PROBLEM TO WORK ON —
Print every line of the material below word for word, leaving out the pictures.

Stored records
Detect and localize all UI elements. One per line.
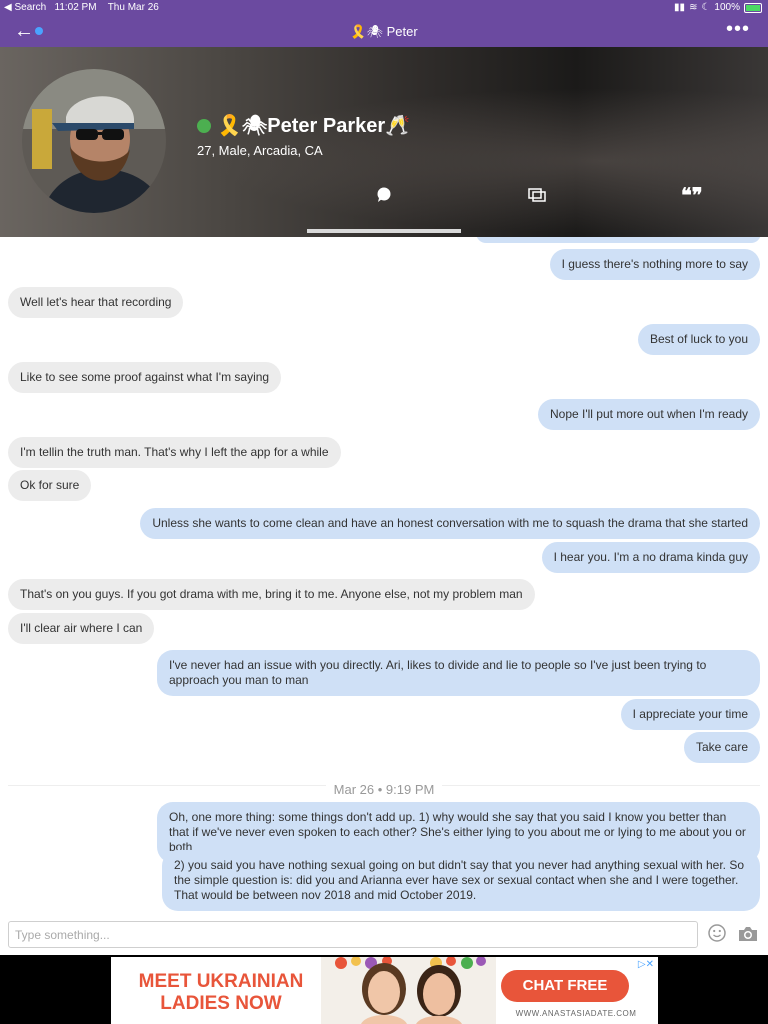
quote-icon: ❝❞ bbox=[681, 185, 703, 207]
wifi-icon: ≋ bbox=[689, 2, 698, 13]
composer-bar: Type something... bbox=[0, 915, 768, 955]
more-options-icon[interactable]: ••• bbox=[726, 18, 750, 41]
status-date: Thu Mar 26 bbox=[107, 2, 159, 13]
profile-details: 27, Male, Arcadia, CA bbox=[197, 143, 323, 158]
message-bubble-incoming: Well let's hear that recording bbox=[8, 287, 184, 318]
message-bubble-incoming: Ok for sure bbox=[8, 470, 92, 501]
ad-headline: MEET UKRAINIAN LADIES NOW bbox=[126, 971, 316, 1015]
ad-choices-icon[interactable]: ▷✕ bbox=[638, 959, 654, 970]
active-tab-indicator bbox=[307, 229, 461, 233]
ad-headline-line1: MEET UKRAINIAN bbox=[138, 971, 304, 992]
partial-message-bubble bbox=[476, 237, 761, 243]
message-bubble-outgoing: Best of luck to you bbox=[637, 324, 760, 355]
message-bubble-outgoing: I appreciate your time bbox=[620, 699, 760, 730]
ad-url: WWW.ANASTASIADATE.COM bbox=[515, 1009, 637, 1018]
chat-bubble-icon bbox=[377, 187, 391, 202]
date-divider-label: Mar 26 • 9:19 PM bbox=[325, 782, 443, 797]
emoji-icon[interactable] bbox=[708, 924, 726, 942]
status-left: ◀ Search 11:02 PM Thu Mar 26 bbox=[4, 2, 159, 13]
message-bubble-outgoing: I hear you. I'm a no drama kinda guy bbox=[541, 542, 760, 573]
avatar[interactable] bbox=[22, 69, 166, 213]
status-bar: ◀ Search 11:02 PM Thu Mar 26 ▮▮ ≋ ☾ 100% bbox=[0, 0, 768, 15]
message-bubble-outgoing: Unless she wants to come clean and have … bbox=[140, 508, 760, 539]
message-bubble-outgoing: I've never had an issue with you directl… bbox=[157, 650, 760, 696]
message-bubble-outgoing: Take care bbox=[683, 732, 760, 763]
photos-icon bbox=[528, 188, 546, 202]
tab-photos[interactable] bbox=[528, 187, 546, 208]
camera-icon[interactable] bbox=[737, 925, 759, 943]
status-right: ▮▮ ≋ ☾ 100% bbox=[674, 2, 762, 13]
ad-cta-button[interactable]: CHAT FREE bbox=[501, 970, 629, 1002]
profile-header: 🎗️🕷Peter Parker🥂 27, Male, Arcadia, CA ❝… bbox=[0, 47, 768, 237]
message-bubble-incoming: I'll clear air where I can bbox=[8, 613, 155, 644]
profile-name-row: 🎗️🕷Peter Parker🥂 bbox=[197, 113, 410, 138]
date-divider: Mar 26 • 9:19 PM bbox=[8, 782, 760, 798]
ad-banner[interactable]: MEET UKRAINIAN LADIES NOW CHAT FREE WWW.… bbox=[0, 955, 768, 1024]
status-time: 11:02 PM bbox=[54, 2, 97, 13]
message-input[interactable]: Type something... bbox=[8, 921, 698, 948]
nav-title: 🎗️🕷 Peter bbox=[350, 24, 418, 39]
back-to-app-link[interactable]: ◀ Search bbox=[4, 2, 46, 13]
battery-icon bbox=[744, 2, 762, 13]
profile-name: 🎗️🕷Peter Parker🥂 bbox=[217, 115, 411, 137]
ad-content[interactable]: MEET UKRAINIAN LADIES NOW CHAT FREE WWW.… bbox=[111, 957, 658, 1024]
message-bubble-incoming: Like to see some proof against what I'm … bbox=[8, 362, 282, 393]
message-bubble-incoming: That's on you guys. If you got drama wit… bbox=[8, 579, 535, 610]
chat-thread[interactable]: I guess there's nothing more to say Well… bbox=[0, 237, 768, 915]
tab-chat[interactable] bbox=[376, 187, 392, 208]
moon-icon: ☾ bbox=[701, 2, 711, 13]
tab-quotes[interactable]: ❝❞ bbox=[681, 183, 703, 208]
nav-bar: ← 🎗️🕷 Peter ••• bbox=[0, 15, 768, 47]
message-bubble-outgoing: 2) you said you have nothing sexual goin… bbox=[162, 850, 760, 911]
message-bubble-outgoing: I guess there's nothing more to say bbox=[549, 249, 760, 280]
message-bubble-outgoing: Nope I'll put more out when I'm ready bbox=[537, 399, 760, 430]
signal-icon: ▮▮ bbox=[674, 2, 686, 13]
battery-percent: 100% bbox=[714, 2, 740, 13]
message-bubble-incoming: I'm tellin the truth man. That's why I l… bbox=[8, 437, 341, 468]
ad-image bbox=[321, 957, 496, 1024]
ad-headline-line2: LADIES NOW bbox=[160, 993, 282, 1014]
online-status-icon bbox=[197, 118, 211, 133]
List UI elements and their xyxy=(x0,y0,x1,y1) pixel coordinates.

COMPLETE ANSWER —
Detect and localize all UI elements. One per line.
quote-icon: ❝❞ bbox=[681, 185, 703, 207]
wifi-icon: ≋ bbox=[689, 2, 698, 13]
composer-bar: Type something... bbox=[0, 915, 768, 955]
more-options-icon[interactable]: ••• bbox=[726, 18, 750, 41]
status-date: Thu Mar 26 bbox=[107, 2, 159, 13]
profile-details: 27, Male, Arcadia, CA bbox=[197, 143, 323, 158]
message-bubble-incoming: Well let's hear that recording bbox=[8, 287, 184, 318]
message-bubble-incoming: Ok for sure bbox=[8, 470, 92, 501]
ad-headline: MEET UKRAINIAN LADIES NOW bbox=[126, 971, 316, 1015]
ad-choices-icon[interactable]: ▷✕ bbox=[638, 959, 654, 970]
active-tab-indicator bbox=[307, 229, 461, 233]
ad-headline-line1: MEET UKRAINIAN bbox=[138, 971, 304, 992]
partial-message-bubble bbox=[476, 237, 761, 243]
message-bubble-outgoing: Best of luck to you bbox=[637, 324, 760, 355]
message-bubble-outgoing: I appreciate your time bbox=[620, 699, 760, 730]
ad-url: WWW.ANASTASIADATE.COM bbox=[515, 1009, 637, 1018]
chat-bubble-icon bbox=[377, 187, 391, 202]
date-divider-label: Mar 26 • 9:19 PM bbox=[325, 782, 443, 797]
emoji-icon[interactable] bbox=[708, 924, 726, 942]
status-left: ◀ Search 11:02 PM Thu Mar 26 bbox=[4, 2, 159, 13]
message-bubble-outgoing: I hear you. I'm a no drama kinda guy bbox=[541, 542, 760, 573]
avatar[interactable] bbox=[22, 69, 166, 213]
status-bar: ◀ Search 11:02 PM Thu Mar 26 ▮▮ ≋ ☾ 100% bbox=[0, 0, 768, 15]
message-bubble-outgoing: Unless she wants to come clean and have … bbox=[140, 508, 760, 539]
message-bubble-outgoing: I've never had an issue with you directl… bbox=[157, 650, 760, 696]
message-bubble-outgoing: Take care bbox=[683, 732, 760, 763]
photos-icon bbox=[528, 188, 546, 202]
tab-photos[interactable] bbox=[528, 187, 546, 208]
camera-icon[interactable] bbox=[737, 925, 759, 943]
status-right: ▮▮ ≋ ☾ 100% bbox=[674, 2, 762, 13]
ad-cta-button[interactable]: CHAT FREE bbox=[501, 970, 629, 1002]
profile-header: 🎗️🕷Peter Parker🥂 27, Male, Arcadia, CA ❝… bbox=[0, 47, 768, 237]
message-bubble-incoming: I'll clear air where I can bbox=[8, 613, 155, 644]
profile-name-row: 🎗️🕷Peter Parker🥂 bbox=[197, 113, 410, 138]
date-divider: Mar 26 • 9:19 PM bbox=[8, 782, 760, 798]
ad-banner[interactable]: MEET UKRAINIAN LADIES NOW CHAT FREE WWW.… bbox=[0, 955, 768, 1024]
status-time: 11:02 PM bbox=[54, 2, 97, 13]
message-input[interactable]: Type something... bbox=[8, 921, 698, 948]
nav-title: 🎗️🕷 Peter bbox=[350, 24, 418, 39]
back-to-app-link[interactable]: ◀ Search bbox=[4, 2, 46, 13]
battery-icon bbox=[744, 2, 762, 13]
profile-name: 🎗️🕷Peter Parker🥂 bbox=[217, 115, 411, 137]
ad-content[interactable]: MEET UKRAINIAN LADIES NOW CHAT FREE WWW.… bbox=[111, 957, 658, 1024]
message-bubble-incoming: Like to see some proof against what I'm … bbox=[8, 362, 282, 393]
message-bubble-incoming: That's on you guys. If you got drama wit… bbox=[8, 579, 535, 610]
chat-thread[interactable]: I guess there's nothing more to say Well… bbox=[0, 237, 768, 915]
tab-chat[interactable] bbox=[376, 187, 392, 208]
moon-icon: ☾ bbox=[701, 2, 711, 13]
tab-quotes[interactable]: ❝❞ bbox=[681, 183, 703, 208]
nav-bar: ← 🎗️🕷 Peter ••• bbox=[0, 15, 768, 47]
message-bubble-outgoing: 2) you said you have nothing sexual goin… bbox=[162, 850, 760, 911]
message-bubble-outgoing: I guess there's nothing more to say bbox=[549, 249, 760, 280]
message-bubble-outgoing: Nope I'll put more out when I'm ready bbox=[537, 399, 760, 430]
signal-icon: ▮▮ bbox=[674, 2, 686, 13]
battery-percent: 100% bbox=[714, 2, 740, 13]
message-bubble-incoming: I'm tellin the truth man. That's why I l… bbox=[8, 437, 341, 468]
ad-image bbox=[321, 957, 496, 1024]
ad-headline-line2: LADIES NOW bbox=[160, 993, 282, 1014]
online-status-icon bbox=[197, 118, 211, 133]
List UI elements and their xyxy=(x0,y0,x1,y1) pixel coordinates.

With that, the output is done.